# WORK REQUIRED
Copy each record exactly as it reads, leaving out any pictures it holds.

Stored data

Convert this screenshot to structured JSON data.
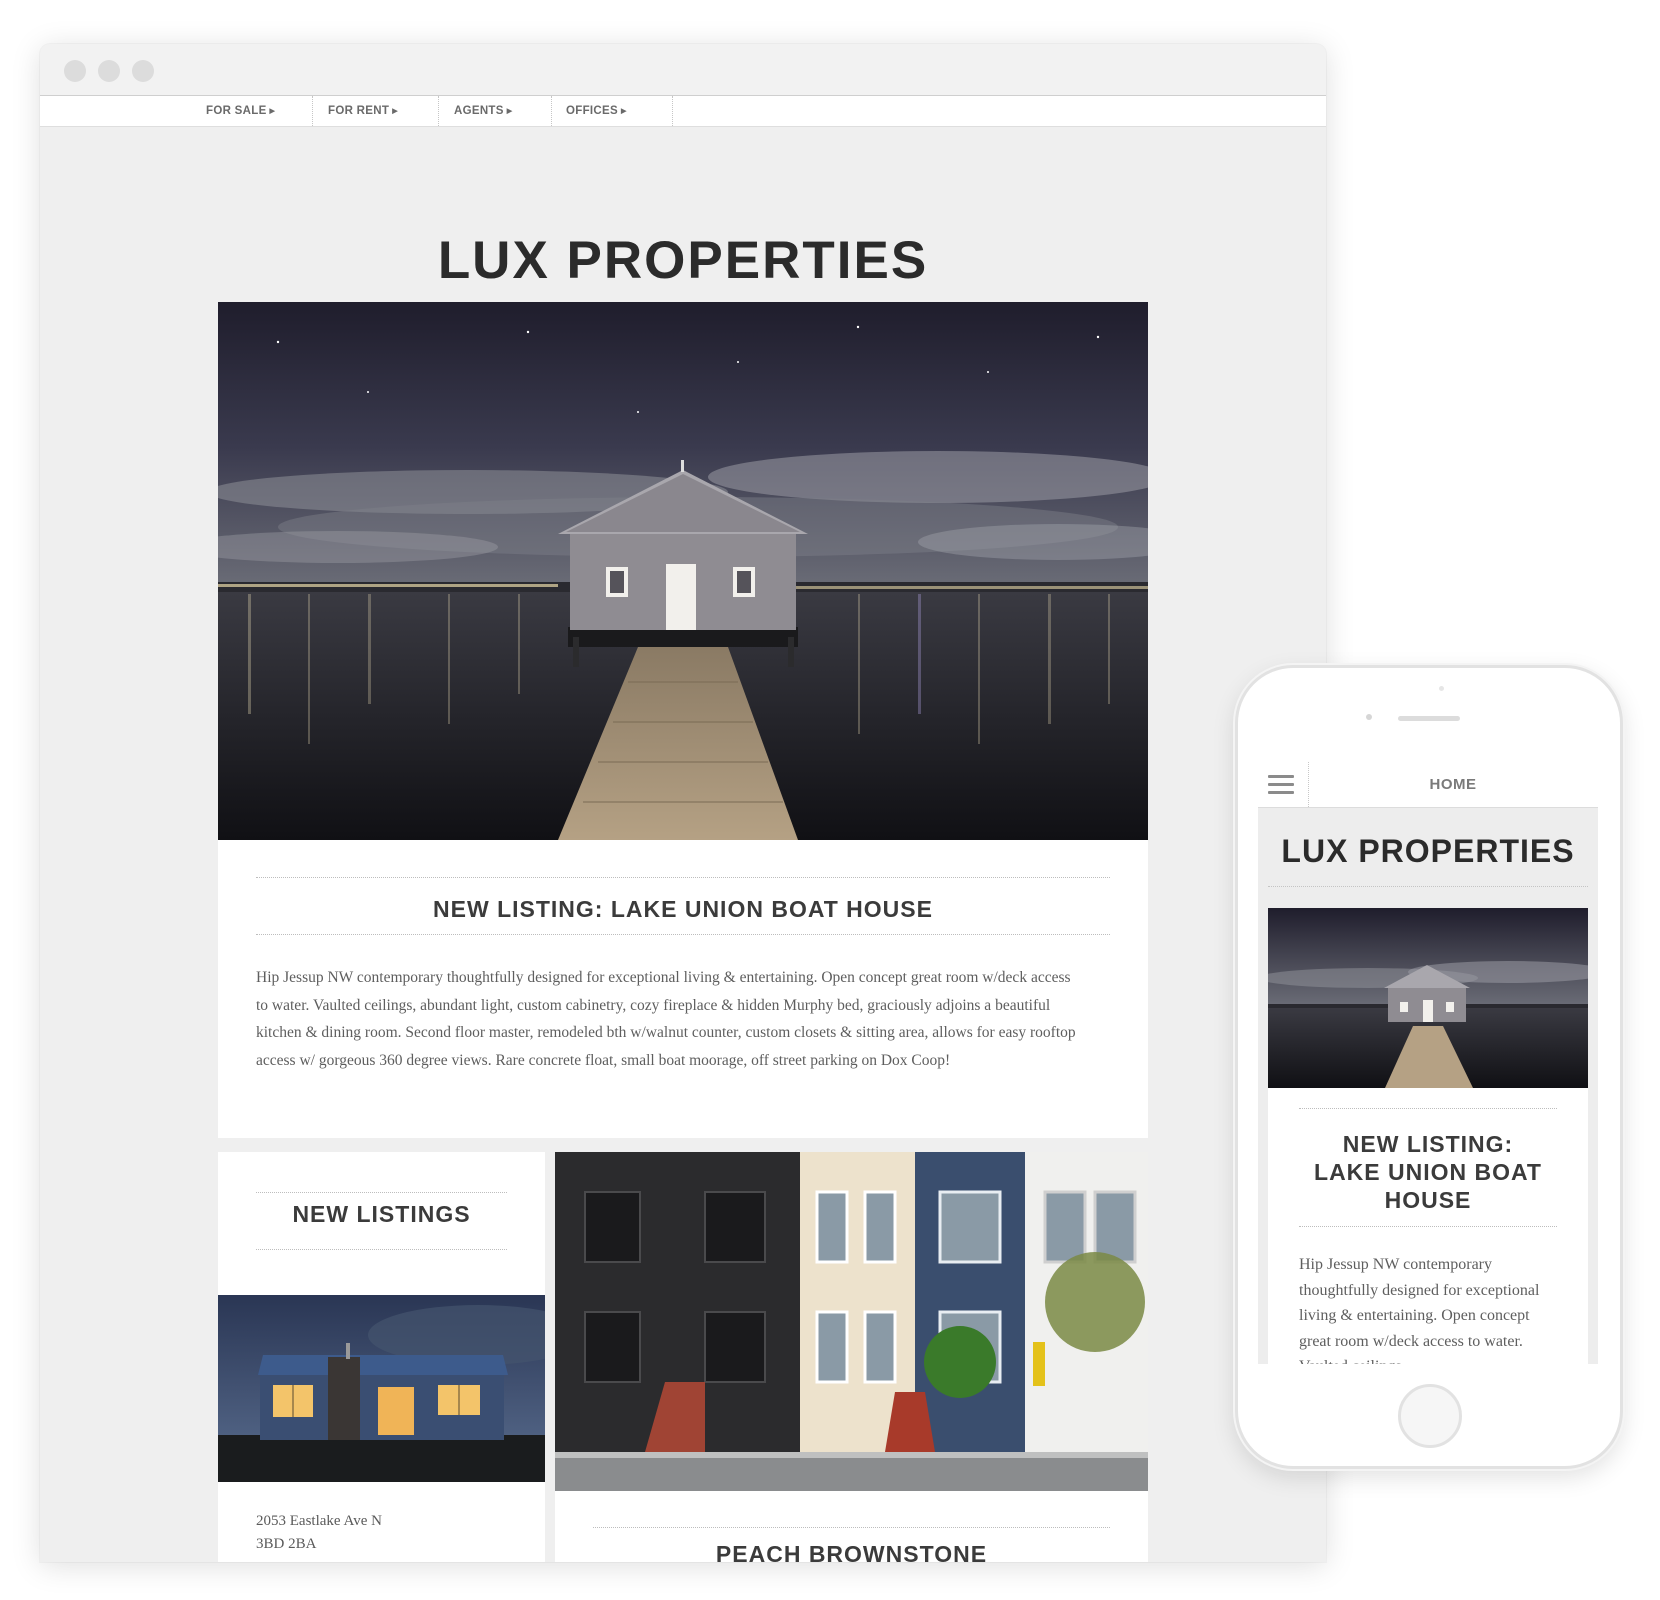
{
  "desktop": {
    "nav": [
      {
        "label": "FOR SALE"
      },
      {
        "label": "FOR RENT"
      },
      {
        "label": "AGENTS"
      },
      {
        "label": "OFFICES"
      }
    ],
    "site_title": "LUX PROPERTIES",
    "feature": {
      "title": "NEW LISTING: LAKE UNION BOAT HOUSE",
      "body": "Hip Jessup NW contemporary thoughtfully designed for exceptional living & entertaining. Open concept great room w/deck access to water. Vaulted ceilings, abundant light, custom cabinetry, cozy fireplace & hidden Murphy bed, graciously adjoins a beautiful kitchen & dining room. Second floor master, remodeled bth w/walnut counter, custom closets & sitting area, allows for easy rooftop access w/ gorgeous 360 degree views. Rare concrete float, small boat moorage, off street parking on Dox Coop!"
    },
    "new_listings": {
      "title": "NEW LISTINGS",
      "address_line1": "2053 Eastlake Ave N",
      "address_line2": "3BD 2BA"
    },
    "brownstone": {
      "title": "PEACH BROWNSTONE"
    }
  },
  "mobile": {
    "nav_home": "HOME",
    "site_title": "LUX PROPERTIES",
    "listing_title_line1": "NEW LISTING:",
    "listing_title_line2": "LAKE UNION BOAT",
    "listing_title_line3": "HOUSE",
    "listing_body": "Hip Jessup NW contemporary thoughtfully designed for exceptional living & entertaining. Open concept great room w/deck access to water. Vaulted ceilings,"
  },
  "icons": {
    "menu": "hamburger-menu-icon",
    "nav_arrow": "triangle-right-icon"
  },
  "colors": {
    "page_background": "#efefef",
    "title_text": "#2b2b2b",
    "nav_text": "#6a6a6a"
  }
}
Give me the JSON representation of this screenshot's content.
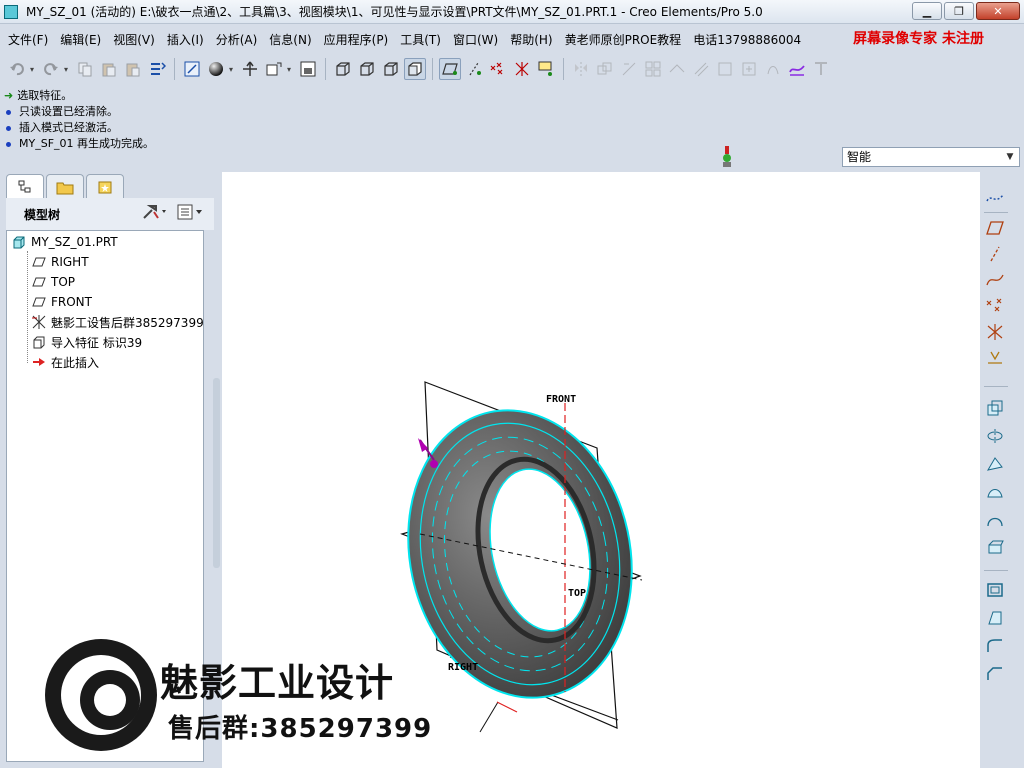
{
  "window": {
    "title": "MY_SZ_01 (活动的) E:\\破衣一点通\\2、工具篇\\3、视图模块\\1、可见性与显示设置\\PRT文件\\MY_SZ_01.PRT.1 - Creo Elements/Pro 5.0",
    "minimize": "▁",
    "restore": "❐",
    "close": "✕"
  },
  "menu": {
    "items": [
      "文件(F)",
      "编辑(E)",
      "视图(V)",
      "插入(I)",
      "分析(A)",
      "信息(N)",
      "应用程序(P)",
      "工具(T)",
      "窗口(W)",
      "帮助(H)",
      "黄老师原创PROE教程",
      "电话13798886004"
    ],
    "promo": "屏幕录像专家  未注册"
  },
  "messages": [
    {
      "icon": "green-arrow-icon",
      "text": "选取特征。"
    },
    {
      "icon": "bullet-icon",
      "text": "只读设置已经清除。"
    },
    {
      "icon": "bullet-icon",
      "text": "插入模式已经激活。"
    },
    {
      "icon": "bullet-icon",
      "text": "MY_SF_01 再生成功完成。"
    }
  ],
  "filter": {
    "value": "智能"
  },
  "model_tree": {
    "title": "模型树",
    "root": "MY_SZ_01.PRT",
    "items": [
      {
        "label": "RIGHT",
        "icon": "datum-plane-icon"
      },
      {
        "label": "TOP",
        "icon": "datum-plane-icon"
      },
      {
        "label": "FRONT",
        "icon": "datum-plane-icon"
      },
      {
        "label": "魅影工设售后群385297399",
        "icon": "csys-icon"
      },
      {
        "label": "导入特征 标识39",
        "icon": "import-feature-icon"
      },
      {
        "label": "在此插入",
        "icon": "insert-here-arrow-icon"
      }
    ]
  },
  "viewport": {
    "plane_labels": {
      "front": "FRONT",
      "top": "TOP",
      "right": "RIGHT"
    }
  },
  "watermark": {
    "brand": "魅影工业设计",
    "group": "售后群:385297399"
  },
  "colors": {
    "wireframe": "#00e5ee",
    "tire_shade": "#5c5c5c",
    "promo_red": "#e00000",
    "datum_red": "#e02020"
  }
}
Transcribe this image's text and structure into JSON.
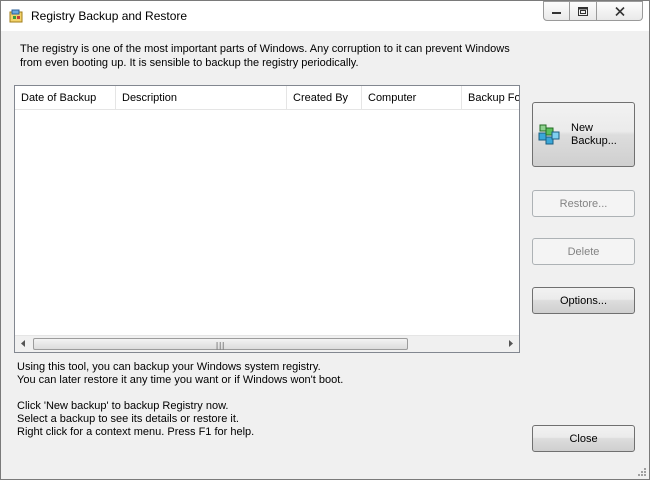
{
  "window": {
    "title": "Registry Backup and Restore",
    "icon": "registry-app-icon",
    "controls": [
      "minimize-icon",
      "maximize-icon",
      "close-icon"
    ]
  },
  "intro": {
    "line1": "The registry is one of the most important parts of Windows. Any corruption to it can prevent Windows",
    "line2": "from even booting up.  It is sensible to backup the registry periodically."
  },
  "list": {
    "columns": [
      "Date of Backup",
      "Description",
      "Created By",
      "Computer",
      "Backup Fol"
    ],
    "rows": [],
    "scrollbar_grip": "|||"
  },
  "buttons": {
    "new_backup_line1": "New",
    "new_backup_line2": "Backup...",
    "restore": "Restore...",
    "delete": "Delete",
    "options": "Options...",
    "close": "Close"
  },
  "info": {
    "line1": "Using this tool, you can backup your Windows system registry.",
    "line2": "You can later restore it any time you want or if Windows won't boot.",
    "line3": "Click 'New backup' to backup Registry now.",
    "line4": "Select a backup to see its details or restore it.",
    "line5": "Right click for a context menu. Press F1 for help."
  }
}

# SOLUTION TO THIS EXERCISE
Convert this screenshot to structured JSON data.
{
  "desktop": {
    "nav": [
      {
        "label": "FOR SALE"
      },
      {
        "label": "FOR RENT"
      },
      {
        "label": "AGENTS"
      },
      {
        "label": "OFFICES"
      }
    ],
    "site_title": "LUX PROPERTIES",
    "feature": {
      "title": "NEW LISTING: LAKE UNION BOAT HOUSE",
      "body": "Hip Jessup NW contemporary thoughtfully designed for exceptional living & entertaining. Open concept great room w/deck access to water. Vaulted ceilings, abundant light, custom cabinetry, cozy fireplace & hidden Murphy bed, graciously adjoins a beautiful kitchen & dining room. Second floor master, remodeled bth w/walnut counter, custom closets & sitting area, allows for easy rooftop access w/ gorgeous 360 degree views. Rare concrete float, small boat moorage, off street parking on Dox Coop!"
    },
    "new_listings": {
      "title": "NEW LISTINGS",
      "address_line1": "2053 Eastlake Ave N",
      "address_line2": "3BD 2BA"
    },
    "brownstone": {
      "title": "PEACH BROWNSTONE"
    }
  },
  "mobile": {
    "nav_home": "HOME",
    "site_title": "LUX PROPERTIES",
    "listing_title_line1": "NEW LISTING:",
    "listing_title_line2": "LAKE UNION BOAT",
    "listing_title_line3": "HOUSE",
    "listing_body": "Hip Jessup NW contemporary thoughtfully designed for exceptional living & entertaining. Open concept great room w/deck access to water. Vaulted ceilings,"
  },
  "icons": {
    "menu": "hamburger-menu-icon",
    "nav_arrow": "triangle-right-icon"
  },
  "colors": {
    "page_background": "#efefef",
    "title_text": "#2b2b2b",
    "nav_text": "#6a6a6a"
  }
}
Give me the JSON representation of this screenshot's content.
{
  "window": {
    "title": "MY_SZ_01 (活动的) E:\\破衣一点通\\2、工具篇\\3、视图模块\\1、可见性与显示设置\\PRT文件\\MY_SZ_01.PRT.1 - Creo Elements/Pro 5.0",
    "minimize": "▁",
    "restore": "❐",
    "close": "✕"
  },
  "menu": {
    "items": [
      "文件(F)",
      "编辑(E)",
      "视图(V)",
      "插入(I)",
      "分析(A)",
      "信息(N)",
      "应用程序(P)",
      "工具(T)",
      "窗口(W)",
      "帮助(H)",
      "黄老师原创PROE教程",
      "电话13798886004"
    ],
    "promo": "屏幕录像专家  未注册"
  },
  "messages": [
    {
      "icon": "green-arrow-icon",
      "text": "选取特征。"
    },
    {
      "icon": "bullet-icon",
      "text": "只读设置已经清除。"
    },
    {
      "icon": "bullet-icon",
      "text": "插入模式已经激活。"
    },
    {
      "icon": "bullet-icon",
      "text": "MY_SF_01 再生成功完成。"
    }
  ],
  "filter": {
    "value": "智能"
  },
  "model_tree": {
    "title": "模型树",
    "root": "MY_SZ_01.PRT",
    "items": [
      {
        "label": "RIGHT",
        "icon": "datum-plane-icon"
      },
      {
        "label": "TOP",
        "icon": "datum-plane-icon"
      },
      {
        "label": "FRONT",
        "icon": "datum-plane-icon"
      },
      {
        "label": "魅影工设售后群385297399",
        "icon": "csys-icon"
      },
      {
        "label": "导入特征 标识39",
        "icon": "import-feature-icon"
      },
      {
        "label": "在此插入",
        "icon": "insert-here-arrow-icon"
      }
    ]
  },
  "viewport": {
    "plane_labels": {
      "front": "FRONT",
      "top": "TOP",
      "right": "RIGHT"
    }
  },
  "watermark": {
    "brand": "魅影工业设计",
    "group": "售后群:385297399"
  },
  "colors": {
    "wireframe": "#00e5ee",
    "tire_shade": "#5c5c5c",
    "promo_red": "#e00000",
    "datum_red": "#e02020"
  }
}
Transcribe this image's text and structure into JSON.
{
  "window": {
    "title": "Registry Backup and Restore",
    "icon": "registry-app-icon",
    "controls": [
      "minimize-icon",
      "maximize-icon",
      "close-icon"
    ]
  },
  "intro": {
    "line1": "The registry is one of the most important parts of Windows. Any corruption to it can prevent Windows",
    "line2": "from even booting up.  It is sensible to backup the registry periodically."
  },
  "list": {
    "columns": [
      "Date of Backup",
      "Description",
      "Created By",
      "Computer",
      "Backup Fol"
    ],
    "rows": [],
    "scrollbar_grip": "|||"
  },
  "buttons": {
    "new_backup_line1": "New",
    "new_backup_line2": "Backup...",
    "restore": "Restore...",
    "delete": "Delete",
    "options": "Options...",
    "close": "Close"
  },
  "info": {
    "line1": "Using this tool, you can backup your Windows system registry.",
    "line2": "You can later restore it any time you want or if Windows won't boot.",
    "line3": "Click 'New backup' to backup Registry now.",
    "line4": "Select a backup to see its details or restore it.",
    "line5": "Right click for a context menu. Press F1 for help."
  }
}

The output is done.